• Written problem: Output the records. Match them exactly.

□ □ □ □ □

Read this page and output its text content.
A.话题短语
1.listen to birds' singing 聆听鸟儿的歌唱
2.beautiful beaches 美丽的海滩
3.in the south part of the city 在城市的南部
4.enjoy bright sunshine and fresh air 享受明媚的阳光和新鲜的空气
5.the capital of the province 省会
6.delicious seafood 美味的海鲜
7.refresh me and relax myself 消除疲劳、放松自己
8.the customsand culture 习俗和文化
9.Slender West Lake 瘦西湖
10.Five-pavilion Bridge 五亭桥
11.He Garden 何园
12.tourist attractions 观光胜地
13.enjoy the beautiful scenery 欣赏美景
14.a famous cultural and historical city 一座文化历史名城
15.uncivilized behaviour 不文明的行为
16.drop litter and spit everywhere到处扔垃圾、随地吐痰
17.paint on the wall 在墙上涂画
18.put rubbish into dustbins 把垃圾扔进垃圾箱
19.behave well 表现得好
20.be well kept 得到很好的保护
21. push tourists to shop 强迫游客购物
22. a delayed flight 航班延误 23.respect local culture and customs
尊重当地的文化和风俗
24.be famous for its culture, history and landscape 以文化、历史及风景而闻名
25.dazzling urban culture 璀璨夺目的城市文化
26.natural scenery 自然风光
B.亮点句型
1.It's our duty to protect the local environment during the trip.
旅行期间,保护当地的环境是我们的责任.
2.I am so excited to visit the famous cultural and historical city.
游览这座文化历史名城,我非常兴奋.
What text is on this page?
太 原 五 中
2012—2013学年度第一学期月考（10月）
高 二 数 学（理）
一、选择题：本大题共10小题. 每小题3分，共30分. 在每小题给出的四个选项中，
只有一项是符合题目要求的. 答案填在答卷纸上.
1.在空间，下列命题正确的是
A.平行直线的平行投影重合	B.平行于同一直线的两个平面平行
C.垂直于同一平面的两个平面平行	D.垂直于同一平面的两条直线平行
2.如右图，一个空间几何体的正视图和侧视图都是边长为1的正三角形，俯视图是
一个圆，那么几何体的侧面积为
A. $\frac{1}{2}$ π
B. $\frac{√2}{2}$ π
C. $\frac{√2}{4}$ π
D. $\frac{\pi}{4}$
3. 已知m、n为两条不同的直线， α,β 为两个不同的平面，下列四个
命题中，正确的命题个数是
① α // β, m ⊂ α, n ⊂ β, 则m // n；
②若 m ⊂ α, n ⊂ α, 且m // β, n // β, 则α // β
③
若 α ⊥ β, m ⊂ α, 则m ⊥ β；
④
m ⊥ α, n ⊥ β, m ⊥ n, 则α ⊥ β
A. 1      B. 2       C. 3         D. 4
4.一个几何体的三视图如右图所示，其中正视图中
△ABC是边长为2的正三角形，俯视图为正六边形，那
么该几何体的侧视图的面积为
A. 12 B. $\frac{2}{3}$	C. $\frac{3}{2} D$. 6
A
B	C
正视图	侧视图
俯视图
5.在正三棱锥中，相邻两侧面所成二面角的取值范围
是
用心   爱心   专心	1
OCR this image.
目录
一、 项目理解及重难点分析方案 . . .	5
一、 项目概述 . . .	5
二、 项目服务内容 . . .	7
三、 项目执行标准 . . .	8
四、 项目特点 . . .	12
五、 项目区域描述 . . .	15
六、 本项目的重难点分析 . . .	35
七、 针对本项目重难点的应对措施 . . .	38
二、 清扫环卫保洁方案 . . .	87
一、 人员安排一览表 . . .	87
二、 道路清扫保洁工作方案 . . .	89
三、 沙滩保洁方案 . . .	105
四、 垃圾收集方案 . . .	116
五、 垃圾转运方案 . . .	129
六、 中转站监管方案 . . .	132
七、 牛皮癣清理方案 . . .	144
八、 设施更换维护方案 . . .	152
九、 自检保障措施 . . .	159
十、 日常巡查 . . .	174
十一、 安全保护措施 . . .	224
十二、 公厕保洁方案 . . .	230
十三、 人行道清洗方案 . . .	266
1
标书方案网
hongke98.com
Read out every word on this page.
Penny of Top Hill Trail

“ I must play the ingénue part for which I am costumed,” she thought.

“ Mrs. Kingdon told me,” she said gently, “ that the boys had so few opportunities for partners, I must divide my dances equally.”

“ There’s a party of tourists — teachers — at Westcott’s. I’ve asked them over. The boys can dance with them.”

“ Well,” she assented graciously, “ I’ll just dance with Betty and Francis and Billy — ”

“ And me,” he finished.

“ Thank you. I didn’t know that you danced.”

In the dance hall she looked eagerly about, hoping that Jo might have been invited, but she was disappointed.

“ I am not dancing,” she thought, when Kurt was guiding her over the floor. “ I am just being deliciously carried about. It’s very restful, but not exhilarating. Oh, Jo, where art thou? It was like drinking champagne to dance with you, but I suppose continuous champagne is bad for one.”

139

□ □ □ □ □

• Answer for this exercise:
Read this page and output its text content.
A.话题短语
1.listen to birds' singing 聆听鸟儿的歌唱
2.beautiful beaches 美丽的海滩
3.in the south part of the city 在城市的南部
4.enjoy bright sunshine and fresh air 享受明媚的阳光和新鲜的空气
5.the capital of the province 省会
6.delicious seafood 美味的海鲜
7.refresh me and relax myself 消除疲劳、放松自己
8.the customsand culture 习俗和文化
9.Slender West Lake 瘦西湖
10.Five-pavilion Bridge 五亭桥
11.He Garden 何园
12.tourist attractions 观光胜地
13.enjoy the beautiful scenery 欣赏美景
14.a famous cultural and historical city 一座文化历史名城
15.uncivilized behaviour 不文明的行为
16.drop litter and spit everywhere到处扔垃圾、随地吐痰
17.paint on the wall 在墙上涂画
18.put rubbish into dustbins 把垃圾扔进垃圾箱
19.behave well 表现得好
20.be well kept 得到很好的保护
21. push tourists to shop 强迫游客购物
22. a delayed flight 航班延误 23.respect local culture and customs
尊重当地的文化和风俗
24.be famous for its culture, history and landscape 以文化、历史及风景而闻名
25.dazzling urban culture 璀璨夺目的城市文化
26.natural scenery 自然风光
B.亮点句型
1.It's our duty to protect the local environment during the trip.
旅行期间,保护当地的环境是我们的责任.
2.I am so excited to visit the famous cultural and historical city.
游览这座文化历史名城,我非常兴奋.
What text is on this page?
太 原 五 中
2012—2013学年度第一学期月考（10月）
高 二 数 学（理）
一、选择题：本大题共10小题. 每小题3分，共30分. 在每小题给出的四个选项中，
只有一项是符合题目要求的. 答案填在答卷纸上.
1.在空间，下列命题正确的是
A.平行直线的平行投影重合	B.平行于同一直线的两个平面平行
C.垂直于同一平面的两个平面平行	D.垂直于同一平面的两条直线平行
2.如右图，一个空间几何体的正视图和侧视图都是边长为1的正三角形，俯视图是
一个圆，那么几何体的侧面积为
A. $\frac{1}{2}$ π
B. $\frac{√2}{2}$ π
C. $\frac{√2}{4}$ π
D. $\frac{\pi}{4}$
3. 已知m、n为两条不同的直线， α,β 为两个不同的平面，下列四个
命题中，正确的命题个数是
① α // β, m ⊂ α, n ⊂ β, 则m // n；
②若 m ⊂ α, n ⊂ α, 且m // β, n // β, 则α // β
③
若 α ⊥ β, m ⊂ α, 则m ⊥ β；
④
m ⊥ α, n ⊥ β, m ⊥ n, 则α ⊥ β
A. 1      B. 2       C. 3         D. 4
4.一个几何体的三视图如右图所示，其中正视图中
△ABC是边长为2的正三角形，俯视图为正六边形，那
么该几何体的侧视图的面积为
A. 12 B. $\frac{2}{3}$	C. $\frac{3}{2} D$. 6
A
B	C
正视图	侧视图
俯视图
5.在正三棱锥中，相邻两侧面所成二面角的取值范围
是
用心   爱心   专心	1
OCR this image.
目录
一、 项目理解及重难点分析方案 . . .	5
一、 项目概述 . . .	5
二、 项目服务内容 . . .	7
三、 项目执行标准 . . .	8
四、 项目特点 . . .	12
五、 项目区域描述 . . .	15
六、 本项目的重难点分析 . . .	35
七、 针对本项目重难点的应对措施 . . .	38
二、 清扫环卫保洁方案 . . .	87
一、 人员安排一览表 . . .	87
二、 道路清扫保洁工作方案 . . .	89
三、 沙滩保洁方案 . . .	105
四、 垃圾收集方案 . . .	116
五、 垃圾转运方案 . . .	129
六、 中转站监管方案 . . .	132
七、 牛皮癣清理方案 . . .	144
八、 设施更换维护方案 . . .	152
九、 自检保障措施 . . .	159
十、 日常巡查 . . .	174
十一、 安全保护措施 . . .	224
十二、 公厕保洁方案 . . .	230
十三、 人行道清洗方案 . . .	266
1
标书方案网
hongke98.com
Read out every word on this page.
Penny of Top Hill Trail

“ I must play the ingénue part for which I am costumed,” she thought.

“ Mrs. Kingdon told me,” she said gently, “ that the boys had so few opportunities for partners, I must divide my dances equally.”

“ There’s a party of tourists — teachers — at Westcott’s. I’ve asked them over. The boys can dance with them.”

“ Well,” she assented graciously, “ I’ll just dance with Betty and Francis and Billy — ”

“ And me,” he finished.

“ Thank you. I didn’t know that you danced.”

In the dance hall she looked eagerly about, hoping that Jo might have been invited, but she was disappointed.

“ I am not dancing,” she thought, when Kurt was guiding her over the floor. “ I am just being deliciously carried about. It’s very restful, but not exhilarating. Oh, Jo, where art thou? It was like drinking champagne to dance with you, but I suppose continuous champagne is bad for one.”

139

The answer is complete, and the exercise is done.